_Exercise task_
Copy the data below exactly, omitting any picture it contains.

[Begin Task input]

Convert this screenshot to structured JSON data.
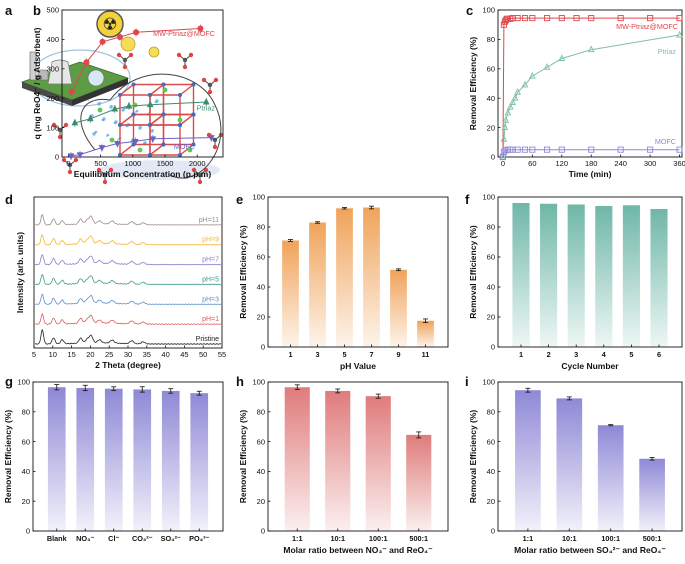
{
  "chart_data": [
    {
      "id": "a",
      "type": "illustration",
      "panel_label": "a",
      "radiation_symbol": "☢"
    },
    {
      "id": "b",
      "type": "scatter",
      "panel_label": "b",
      "xlabel": "Equilibrium Concentration (p.p.m)",
      "ylabel": "q (mg ReO4⁻ / g Adsorbent)",
      "xlim": [
        -100,
        2400
      ],
      "ylim": [
        0,
        500
      ],
      "xticks": [
        0,
        500,
        1000,
        1500,
        2000
      ],
      "yticks": [
        0,
        100,
        200,
        300,
        400,
        500
      ],
      "series": [
        {
          "name": "MW-Ptriaz@MOFC",
          "color": "#e0474c",
          "marker": "circle",
          "x": [
            50,
            280,
            530,
            800,
            1050,
            2050
          ],
          "y": [
            222,
            322,
            392,
            408,
            424,
            437
          ]
        },
        {
          "name": "Ptriaz",
          "color": "#3d8c6f",
          "marker": "triangle",
          "x": [
            100,
            340,
            720,
            940,
            1270,
            2140
          ],
          "y": [
            116,
            130,
            163,
            173,
            178,
            187
          ]
        },
        {
          "name": "MOFC",
          "color": "#6b63c3",
          "marker": "triangle-down",
          "x": [
            40,
            180,
            520,
            760,
            1040,
            1310,
            2220
          ],
          "y": [
            4,
            8,
            32,
            46,
            53,
            62,
            66
          ]
        }
      ]
    },
    {
      "id": "c",
      "type": "scatter",
      "panel_label": "c",
      "xlabel": "Time (min)",
      "ylabel": "Removal Efficiency (%)",
      "xlim": [
        -10,
        365
      ],
      "ylim": [
        0,
        100
      ],
      "xticks": [
        0,
        60,
        120,
        180,
        240,
        300,
        360
      ],
      "yticks": [
        0,
        20,
        40,
        60,
        80,
        100
      ],
      "series": [
        {
          "name": "MW-Ptriaz@MOFC",
          "color": "#e0474c",
          "marker": "square",
          "x": [
            0,
            2,
            4,
            6,
            8,
            10,
            15,
            20,
            30,
            45,
            60,
            90,
            120,
            150,
            180,
            240,
            300,
            360
          ],
          "y": [
            0,
            90,
            92,
            93,
            94,
            94,
            94,
            94.5,
            94.5,
            94.5,
            94.5,
            94.5,
            94.5,
            94.5,
            94.5,
            94.5,
            94.5,
            94.5
          ]
        },
        {
          "name": "Ptriaz",
          "color": "#7fbfa5",
          "marker": "triangle",
          "x": [
            0,
            2,
            4,
            6,
            10,
            15,
            20,
            25,
            30,
            45,
            60,
            90,
            120,
            180,
            360
          ],
          "y": [
            0,
            12,
            20,
            25,
            30,
            34,
            37,
            40,
            44,
            49,
            55,
            61,
            67,
            73,
            83
          ]
        },
        {
          "name": "MOFC",
          "color": "#8f89d6",
          "marker": "square",
          "x": [
            0,
            2,
            5,
            10,
            15,
            20,
            30,
            45,
            60,
            90,
            120,
            180,
            240,
            300,
            360
          ],
          "y": [
            0,
            3.5,
            4.5,
            5,
            5,
            5,
            5,
            5,
            5,
            5,
            5,
            5,
            5,
            5,
            5
          ]
        }
      ]
    },
    {
      "id": "d",
      "type": "line",
      "panel_label": "d",
      "xlabel": "2 Theta (degree)",
      "ylabel": "Intensity (arb. units)",
      "xlim": [
        5,
        55
      ],
      "xticks": [
        5,
        10,
        15,
        20,
        25,
        30,
        35,
        40,
        45,
        50,
        55
      ],
      "peaks_2theta": [
        7.2,
        10.2,
        12.5,
        17.4,
        19.2,
        20.2,
        22.4,
        25.8,
        31.0,
        34.0
      ],
      "series": [
        {
          "name": "pH=11",
          "color": "#a08c84"
        },
        {
          "name": "pH=9",
          "color": "#f2b632"
        },
        {
          "name": "pH=7",
          "color": "#8a7fc9"
        },
        {
          "name": "pH=5",
          "color": "#3f9b8a"
        },
        {
          "name": "pH=3",
          "color": "#5b8fc9"
        },
        {
          "name": "pH=1",
          "color": "#df5a5a"
        },
        {
          "name": "Pristine",
          "color": "#222222"
        }
      ]
    },
    {
      "id": "e",
      "type": "bar",
      "panel_label": "e",
      "xlabel": "pH Value",
      "ylabel": "Removal Efficiency (%)",
      "ylim": [
        0,
        100
      ],
      "yticks": [
        0,
        20,
        40,
        60,
        80,
        100
      ],
      "categories": [
        "1",
        "3",
        "5",
        "7",
        "9",
        "11"
      ],
      "values": [
        71,
        83,
        92.5,
        93,
        51.5,
        17.5
      ],
      "errors": [
        0.6,
        0.5,
        0.5,
        0.9,
        0.6,
        1.2
      ],
      "color": "#f0a35a"
    },
    {
      "id": "f",
      "type": "bar",
      "panel_label": "f",
      "xlabel": "Cycle Number",
      "ylabel": "Removal Efficiency (%)",
      "ylim": [
        0,
        100
      ],
      "yticks": [
        0,
        20,
        40,
        60,
        80,
        100
      ],
      "categories": [
        "1",
        "2",
        "3",
        "4",
        "5",
        "6"
      ],
      "values": [
        96,
        95.5,
        95,
        94,
        94.5,
        92
      ],
      "errors": [
        0,
        0,
        0,
        0,
        0,
        0
      ],
      "color": "#6fb7a8"
    },
    {
      "id": "g",
      "type": "bar",
      "panel_label": "g",
      "xlabel": "",
      "ylabel": "Removal Efficiency (%)",
      "ylim": [
        0,
        100
      ],
      "yticks": [
        0,
        20,
        40,
        60,
        80,
        100
      ],
      "categories": [
        "Blank",
        "NO₃⁻",
        "Cl⁻",
        "CO₃²⁻",
        "SO₄²⁻",
        "PO₄³⁻"
      ],
      "values": [
        96.5,
        96,
        95.5,
        95,
        94,
        92.5
      ],
      "errors": [
        1.8,
        1.8,
        1.3,
        1.8,
        1.5,
        1.3
      ],
      "color": "#8f89d6"
    },
    {
      "id": "h",
      "type": "bar",
      "panel_label": "h",
      "xlabel": "Molar ratio between NO₃⁻ and ReO₄⁻",
      "ylabel": "Removal Efficiency (%)",
      "ylim": [
        0,
        100
      ],
      "yticks": [
        0,
        20,
        40,
        60,
        80,
        100
      ],
      "categories": [
        "1:1",
        "10:1",
        "100:1",
        "500:1"
      ],
      "values": [
        96.5,
        94,
        90.5,
        64.5
      ],
      "errors": [
        1.6,
        1.3,
        1.4,
        2.0
      ],
      "color": "#e07b7b"
    },
    {
      "id": "i",
      "type": "bar",
      "panel_label": "i",
      "xlabel": "Molar ratio between SO₄²⁻ and ReO₄⁻",
      "ylabel": "Removal Efficiency (%)",
      "ylim": [
        0,
        100
      ],
      "yticks": [
        0,
        20,
        40,
        60,
        80,
        100
      ],
      "categories": [
        "1:1",
        "10:1",
        "100:1",
        "500:1"
      ],
      "values": [
        94.5,
        89,
        71,
        48.5
      ],
      "errors": [
        1.3,
        1.0,
        0.4,
        0.9
      ],
      "color": "#8f89d6"
    }
  ]
}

[End Task input]

_Exercise solution_
Convert this screenshot to structured JSON data.
{
  "chart_data": [
    {
      "id": "a",
      "type": "illustration",
      "panel_label": "a",
      "radiation_symbol": "☢"
    },
    {
      "id": "b",
      "type": "scatter",
      "panel_label": "b",
      "xlabel": "Equilibrium Concentration (p.p.m)",
      "ylabel": "q (mg ReO4⁻ / g Adsorbent)",
      "xlim": [
        -100,
        2400
      ],
      "ylim": [
        0,
        500
      ],
      "xticks": [
        0,
        500,
        1000,
        1500,
        2000
      ],
      "yticks": [
        0,
        100,
        200,
        300,
        400,
        500
      ],
      "series": [
        {
          "name": "MW-Ptriaz@MOFC",
          "color": "#e0474c",
          "marker": "circle",
          "x": [
            50,
            280,
            530,
            800,
            1050,
            2050
          ],
          "y": [
            222,
            322,
            392,
            408,
            424,
            437
          ]
        },
        {
          "name": "Ptriaz",
          "color": "#3d8c6f",
          "marker": "triangle",
          "x": [
            100,
            340,
            720,
            940,
            1270,
            2140
          ],
          "y": [
            116,
            130,
            163,
            173,
            178,
            187
          ]
        },
        {
          "name": "MOFC",
          "color": "#6b63c3",
          "marker": "triangle-down",
          "x": [
            40,
            180,
            520,
            760,
            1040,
            1310,
            2220
          ],
          "y": [
            4,
            8,
            32,
            46,
            53,
            62,
            66
          ]
        }
      ]
    },
    {
      "id": "c",
      "type": "scatter",
      "panel_label": "c",
      "xlabel": "Time (min)",
      "ylabel": "Removal Efficiency (%)",
      "xlim": [
        -10,
        365
      ],
      "ylim": [
        0,
        100
      ],
      "xticks": [
        0,
        60,
        120,
        180,
        240,
        300,
        360
      ],
      "yticks": [
        0,
        20,
        40,
        60,
        80,
        100
      ],
      "series": [
        {
          "name": "MW-Ptriaz@MOFC",
          "color": "#e0474c",
          "marker": "square",
          "x": [
            0,
            2,
            4,
            6,
            8,
            10,
            15,
            20,
            30,
            45,
            60,
            90,
            120,
            150,
            180,
            240,
            300,
            360
          ],
          "y": [
            0,
            90,
            92,
            93,
            94,
            94,
            94,
            94.5,
            94.5,
            94.5,
            94.5,
            94.5,
            94.5,
            94.5,
            94.5,
            94.5,
            94.5,
            94.5
          ]
        },
        {
          "name": "Ptriaz",
          "color": "#7fbfa5",
          "marker": "triangle",
          "x": [
            0,
            2,
            4,
            6,
            10,
            15,
            20,
            25,
            30,
            45,
            60,
            90,
            120,
            180,
            360
          ],
          "y": [
            0,
            12,
            20,
            25,
            30,
            34,
            37,
            40,
            44,
            49,
            55,
            61,
            67,
            73,
            83
          ]
        },
        {
          "name": "MOFC",
          "color": "#8f89d6",
          "marker": "square",
          "x": [
            0,
            2,
            5,
            10,
            15,
            20,
            30,
            45,
            60,
            90,
            120,
            180,
            240,
            300,
            360
          ],
          "y": [
            0,
            3.5,
            4.5,
            5,
            5,
            5,
            5,
            5,
            5,
            5,
            5,
            5,
            5,
            5,
            5
          ]
        }
      ]
    },
    {
      "id": "d",
      "type": "line",
      "panel_label": "d",
      "xlabel": "2 Theta (degree)",
      "ylabel": "Intensity (arb. units)",
      "xlim": [
        5,
        55
      ],
      "xticks": [
        5,
        10,
        15,
        20,
        25,
        30,
        35,
        40,
        45,
        50,
        55
      ],
      "peaks_2theta": [
        7.2,
        10.2,
        12.5,
        17.4,
        19.2,
        20.2,
        22.4,
        25.8,
        31.0,
        34.0
      ],
      "series": [
        {
          "name": "pH=11",
          "color": "#a08c84"
        },
        {
          "name": "pH=9",
          "color": "#f2b632"
        },
        {
          "name": "pH=7",
          "color": "#8a7fc9"
        },
        {
          "name": "pH=5",
          "color": "#3f9b8a"
        },
        {
          "name": "pH=3",
          "color": "#5b8fc9"
        },
        {
          "name": "pH=1",
          "color": "#df5a5a"
        },
        {
          "name": "Pristine",
          "color": "#222222"
        }
      ]
    },
    {
      "id": "e",
      "type": "bar",
      "panel_label": "e",
      "xlabel": "pH Value",
      "ylabel": "Removal Efficiency (%)",
      "ylim": [
        0,
        100
      ],
      "yticks": [
        0,
        20,
        40,
        60,
        80,
        100
      ],
      "categories": [
        "1",
        "3",
        "5",
        "7",
        "9",
        "11"
      ],
      "values": [
        71,
        83,
        92.5,
        93,
        51.5,
        17.5
      ],
      "errors": [
        0.6,
        0.5,
        0.5,
        0.9,
        0.6,
        1.2
      ],
      "color": "#f0a35a"
    },
    {
      "id": "f",
      "type": "bar",
      "panel_label": "f",
      "xlabel": "Cycle Number",
      "ylabel": "Removal Efficiency (%)",
      "ylim": [
        0,
        100
      ],
      "yticks": [
        0,
        20,
        40,
        60,
        80,
        100
      ],
      "categories": [
        "1",
        "2",
        "3",
        "4",
        "5",
        "6"
      ],
      "values": [
        96,
        95.5,
        95,
        94,
        94.5,
        92
      ],
      "errors": [
        0,
        0,
        0,
        0,
        0,
        0
      ],
      "color": "#6fb7a8"
    },
    {
      "id": "g",
      "type": "bar",
      "panel_label": "g",
      "xlabel": "",
      "ylabel": "Removal Efficiency (%)",
      "ylim": [
        0,
        100
      ],
      "yticks": [
        0,
        20,
        40,
        60,
        80,
        100
      ],
      "categories": [
        "Blank",
        "NO₃⁻",
        "Cl⁻",
        "CO₃²⁻",
        "SO₄²⁻",
        "PO₄³⁻"
      ],
      "values": [
        96.5,
        96,
        95.5,
        95,
        94,
        92.5
      ],
      "errors": [
        1.8,
        1.8,
        1.3,
        1.8,
        1.5,
        1.3
      ],
      "color": "#8f89d6"
    },
    {
      "id": "h",
      "type": "bar",
      "panel_label": "h",
      "xlabel": "Molar ratio between NO₃⁻ and ReO₄⁻",
      "ylabel": "Removal Efficiency (%)",
      "ylim": [
        0,
        100
      ],
      "yticks": [
        0,
        20,
        40,
        60,
        80,
        100
      ],
      "categories": [
        "1:1",
        "10:1",
        "100:1",
        "500:1"
      ],
      "values": [
        96.5,
        94,
        90.5,
        64.5
      ],
      "errors": [
        1.6,
        1.3,
        1.4,
        2.0
      ],
      "color": "#e07b7b"
    },
    {
      "id": "i",
      "type": "bar",
      "panel_label": "i",
      "xlabel": "Molar ratio between SO₄²⁻ and ReO₄⁻",
      "ylabel": "Removal Efficiency (%)",
      "ylim": [
        0,
        100
      ],
      "yticks": [
        0,
        20,
        40,
        60,
        80,
        100
      ],
      "categories": [
        "1:1",
        "10:1",
        "100:1",
        "500:1"
      ],
      "values": [
        94.5,
        89,
        71,
        48.5
      ],
      "errors": [
        1.3,
        1.0,
        0.4,
        0.9
      ],
      "color": "#8f89d6"
    }
  ]
}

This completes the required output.